*DATASET ROWS:*
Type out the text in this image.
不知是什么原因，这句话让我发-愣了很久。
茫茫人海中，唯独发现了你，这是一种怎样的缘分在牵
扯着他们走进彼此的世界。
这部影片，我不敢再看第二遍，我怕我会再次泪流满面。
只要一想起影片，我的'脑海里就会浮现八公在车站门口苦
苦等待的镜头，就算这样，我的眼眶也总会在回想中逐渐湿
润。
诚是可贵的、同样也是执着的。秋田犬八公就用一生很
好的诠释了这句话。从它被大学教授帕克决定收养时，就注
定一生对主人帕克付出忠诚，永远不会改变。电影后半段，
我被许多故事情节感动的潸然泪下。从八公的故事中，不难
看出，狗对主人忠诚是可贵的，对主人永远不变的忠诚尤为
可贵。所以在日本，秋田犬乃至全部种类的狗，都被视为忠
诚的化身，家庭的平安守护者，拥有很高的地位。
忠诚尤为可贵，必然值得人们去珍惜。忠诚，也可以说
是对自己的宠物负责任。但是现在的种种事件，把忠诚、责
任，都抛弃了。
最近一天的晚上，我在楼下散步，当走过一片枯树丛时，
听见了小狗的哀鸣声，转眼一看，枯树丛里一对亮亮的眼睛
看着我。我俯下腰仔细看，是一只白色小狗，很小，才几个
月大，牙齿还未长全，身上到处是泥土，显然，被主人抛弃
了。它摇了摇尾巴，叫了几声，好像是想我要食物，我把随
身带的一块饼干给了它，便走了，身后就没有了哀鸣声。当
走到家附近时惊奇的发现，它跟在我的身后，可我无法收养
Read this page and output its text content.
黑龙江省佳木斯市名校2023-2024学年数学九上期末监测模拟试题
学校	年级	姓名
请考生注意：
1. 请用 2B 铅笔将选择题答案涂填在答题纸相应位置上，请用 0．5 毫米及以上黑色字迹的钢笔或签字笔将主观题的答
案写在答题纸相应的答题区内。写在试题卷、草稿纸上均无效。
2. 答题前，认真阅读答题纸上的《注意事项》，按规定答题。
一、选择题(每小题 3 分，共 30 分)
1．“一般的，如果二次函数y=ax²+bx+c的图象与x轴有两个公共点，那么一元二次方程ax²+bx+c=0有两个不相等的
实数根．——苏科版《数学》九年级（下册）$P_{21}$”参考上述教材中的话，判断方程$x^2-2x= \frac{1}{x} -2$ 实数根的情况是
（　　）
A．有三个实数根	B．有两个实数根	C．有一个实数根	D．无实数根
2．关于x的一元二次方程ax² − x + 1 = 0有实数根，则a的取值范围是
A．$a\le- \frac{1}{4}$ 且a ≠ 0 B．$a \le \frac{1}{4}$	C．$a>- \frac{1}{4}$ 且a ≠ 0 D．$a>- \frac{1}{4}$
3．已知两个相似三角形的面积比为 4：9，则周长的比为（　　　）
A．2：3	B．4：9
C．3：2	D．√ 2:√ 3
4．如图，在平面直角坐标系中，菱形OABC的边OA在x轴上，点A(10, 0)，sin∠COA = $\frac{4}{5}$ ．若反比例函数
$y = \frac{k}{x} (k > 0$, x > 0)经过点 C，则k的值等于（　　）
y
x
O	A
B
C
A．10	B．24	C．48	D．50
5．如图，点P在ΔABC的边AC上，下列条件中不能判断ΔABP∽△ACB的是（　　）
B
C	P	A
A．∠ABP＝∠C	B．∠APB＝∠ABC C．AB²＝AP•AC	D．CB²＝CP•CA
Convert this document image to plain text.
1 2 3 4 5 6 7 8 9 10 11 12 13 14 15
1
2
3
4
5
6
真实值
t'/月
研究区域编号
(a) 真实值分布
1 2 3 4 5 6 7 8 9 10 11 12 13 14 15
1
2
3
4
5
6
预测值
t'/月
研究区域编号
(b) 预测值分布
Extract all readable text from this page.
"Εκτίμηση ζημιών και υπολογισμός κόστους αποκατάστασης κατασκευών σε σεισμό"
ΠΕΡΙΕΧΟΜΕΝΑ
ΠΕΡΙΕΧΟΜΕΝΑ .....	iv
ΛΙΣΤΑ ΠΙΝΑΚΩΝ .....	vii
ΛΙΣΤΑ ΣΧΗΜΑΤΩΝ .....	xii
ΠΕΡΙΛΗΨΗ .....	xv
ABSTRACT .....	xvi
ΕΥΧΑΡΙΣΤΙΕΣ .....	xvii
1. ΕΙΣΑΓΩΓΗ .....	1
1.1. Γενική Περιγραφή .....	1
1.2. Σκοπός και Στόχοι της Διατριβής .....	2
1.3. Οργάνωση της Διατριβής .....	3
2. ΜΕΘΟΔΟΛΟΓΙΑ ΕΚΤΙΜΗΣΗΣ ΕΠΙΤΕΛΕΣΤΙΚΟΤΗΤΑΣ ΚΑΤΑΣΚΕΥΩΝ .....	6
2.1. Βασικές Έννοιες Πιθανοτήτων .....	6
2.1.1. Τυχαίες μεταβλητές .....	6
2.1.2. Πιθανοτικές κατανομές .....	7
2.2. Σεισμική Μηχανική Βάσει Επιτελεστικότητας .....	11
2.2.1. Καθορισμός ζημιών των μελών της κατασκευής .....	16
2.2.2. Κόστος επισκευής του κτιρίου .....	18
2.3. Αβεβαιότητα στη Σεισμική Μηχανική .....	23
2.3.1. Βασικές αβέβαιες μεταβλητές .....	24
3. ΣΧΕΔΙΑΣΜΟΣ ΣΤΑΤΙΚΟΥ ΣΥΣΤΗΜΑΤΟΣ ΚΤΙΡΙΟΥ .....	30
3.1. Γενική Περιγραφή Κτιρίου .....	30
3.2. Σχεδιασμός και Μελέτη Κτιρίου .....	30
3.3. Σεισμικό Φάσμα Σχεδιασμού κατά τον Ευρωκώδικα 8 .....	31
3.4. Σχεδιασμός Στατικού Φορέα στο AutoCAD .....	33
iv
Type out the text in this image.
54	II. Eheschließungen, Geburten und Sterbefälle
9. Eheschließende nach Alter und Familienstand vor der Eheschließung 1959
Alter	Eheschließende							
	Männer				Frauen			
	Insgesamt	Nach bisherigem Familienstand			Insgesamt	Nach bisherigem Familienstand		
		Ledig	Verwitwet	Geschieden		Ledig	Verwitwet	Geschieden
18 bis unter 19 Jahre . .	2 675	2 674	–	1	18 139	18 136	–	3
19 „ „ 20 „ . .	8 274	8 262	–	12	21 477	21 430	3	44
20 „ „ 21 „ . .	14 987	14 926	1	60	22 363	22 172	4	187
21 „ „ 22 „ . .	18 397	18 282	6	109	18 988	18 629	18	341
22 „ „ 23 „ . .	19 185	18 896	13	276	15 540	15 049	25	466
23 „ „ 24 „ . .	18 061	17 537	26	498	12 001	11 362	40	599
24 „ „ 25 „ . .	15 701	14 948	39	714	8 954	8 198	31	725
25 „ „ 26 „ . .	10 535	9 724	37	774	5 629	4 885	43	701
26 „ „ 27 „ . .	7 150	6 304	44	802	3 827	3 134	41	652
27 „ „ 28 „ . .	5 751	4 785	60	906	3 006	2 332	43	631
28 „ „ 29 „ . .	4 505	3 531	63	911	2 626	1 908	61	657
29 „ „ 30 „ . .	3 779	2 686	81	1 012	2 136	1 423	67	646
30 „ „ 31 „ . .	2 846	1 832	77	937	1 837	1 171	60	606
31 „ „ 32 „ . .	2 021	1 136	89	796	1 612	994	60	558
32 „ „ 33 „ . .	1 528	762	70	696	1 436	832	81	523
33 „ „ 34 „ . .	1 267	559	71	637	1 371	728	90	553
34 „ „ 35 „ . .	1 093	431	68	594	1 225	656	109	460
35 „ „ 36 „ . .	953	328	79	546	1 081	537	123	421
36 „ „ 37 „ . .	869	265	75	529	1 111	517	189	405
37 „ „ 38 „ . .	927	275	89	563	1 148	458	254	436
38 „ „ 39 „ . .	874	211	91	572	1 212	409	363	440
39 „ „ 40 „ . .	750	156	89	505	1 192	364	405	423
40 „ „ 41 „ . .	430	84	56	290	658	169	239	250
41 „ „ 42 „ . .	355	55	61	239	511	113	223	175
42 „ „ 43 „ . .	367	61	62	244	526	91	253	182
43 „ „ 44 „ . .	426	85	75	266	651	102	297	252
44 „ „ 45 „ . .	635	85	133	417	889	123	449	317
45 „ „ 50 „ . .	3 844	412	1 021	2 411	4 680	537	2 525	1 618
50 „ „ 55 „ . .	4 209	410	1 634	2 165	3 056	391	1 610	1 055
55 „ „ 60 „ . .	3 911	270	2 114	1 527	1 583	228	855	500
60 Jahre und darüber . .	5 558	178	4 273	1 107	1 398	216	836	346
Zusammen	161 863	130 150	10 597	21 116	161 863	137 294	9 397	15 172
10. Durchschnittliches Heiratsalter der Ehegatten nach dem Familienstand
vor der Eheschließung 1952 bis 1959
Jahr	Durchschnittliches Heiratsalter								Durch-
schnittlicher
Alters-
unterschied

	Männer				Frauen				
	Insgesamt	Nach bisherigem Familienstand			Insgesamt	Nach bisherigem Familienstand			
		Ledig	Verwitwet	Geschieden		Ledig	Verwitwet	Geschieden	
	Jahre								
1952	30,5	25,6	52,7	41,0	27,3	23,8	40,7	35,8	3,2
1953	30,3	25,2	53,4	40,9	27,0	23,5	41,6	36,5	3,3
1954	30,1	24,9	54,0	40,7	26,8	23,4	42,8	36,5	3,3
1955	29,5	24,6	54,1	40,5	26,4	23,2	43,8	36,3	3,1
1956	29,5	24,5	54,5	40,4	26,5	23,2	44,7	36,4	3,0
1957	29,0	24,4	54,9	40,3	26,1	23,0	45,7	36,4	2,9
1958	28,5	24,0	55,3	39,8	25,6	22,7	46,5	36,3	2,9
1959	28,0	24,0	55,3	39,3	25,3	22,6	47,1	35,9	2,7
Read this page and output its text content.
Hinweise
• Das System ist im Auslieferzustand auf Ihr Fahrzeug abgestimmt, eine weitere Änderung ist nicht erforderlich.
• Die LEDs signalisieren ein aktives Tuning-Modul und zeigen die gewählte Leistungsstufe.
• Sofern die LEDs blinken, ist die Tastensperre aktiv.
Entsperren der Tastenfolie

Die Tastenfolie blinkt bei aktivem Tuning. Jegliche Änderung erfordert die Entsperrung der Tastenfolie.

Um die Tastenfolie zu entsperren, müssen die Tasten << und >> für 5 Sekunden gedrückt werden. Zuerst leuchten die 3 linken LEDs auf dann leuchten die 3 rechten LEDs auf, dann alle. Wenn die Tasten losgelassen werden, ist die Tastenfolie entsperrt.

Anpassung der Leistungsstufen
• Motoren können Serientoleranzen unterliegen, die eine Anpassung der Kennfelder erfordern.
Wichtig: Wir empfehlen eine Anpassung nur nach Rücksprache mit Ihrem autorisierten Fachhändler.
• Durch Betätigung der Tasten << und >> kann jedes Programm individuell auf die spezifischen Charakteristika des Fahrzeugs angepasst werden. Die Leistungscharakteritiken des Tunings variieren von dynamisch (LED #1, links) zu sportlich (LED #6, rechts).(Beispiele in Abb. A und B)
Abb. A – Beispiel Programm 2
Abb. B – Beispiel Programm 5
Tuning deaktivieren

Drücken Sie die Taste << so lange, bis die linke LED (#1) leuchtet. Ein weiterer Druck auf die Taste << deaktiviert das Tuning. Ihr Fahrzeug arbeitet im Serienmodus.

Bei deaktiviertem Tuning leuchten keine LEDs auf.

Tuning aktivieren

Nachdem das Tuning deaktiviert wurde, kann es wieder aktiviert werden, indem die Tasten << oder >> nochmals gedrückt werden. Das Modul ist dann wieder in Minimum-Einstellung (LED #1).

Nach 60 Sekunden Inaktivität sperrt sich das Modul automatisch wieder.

*DO THIS:* Scan the entries above. Copy each line that has the string "Σχεδιασμός".

*WRITTEN ANSWER:*
3.2. Σχεδιασμός και Μελέτη Κτιρίου .....	30
3.4. Σχεδιασμός Στατικού Φορέα στο AutoCAD .....	33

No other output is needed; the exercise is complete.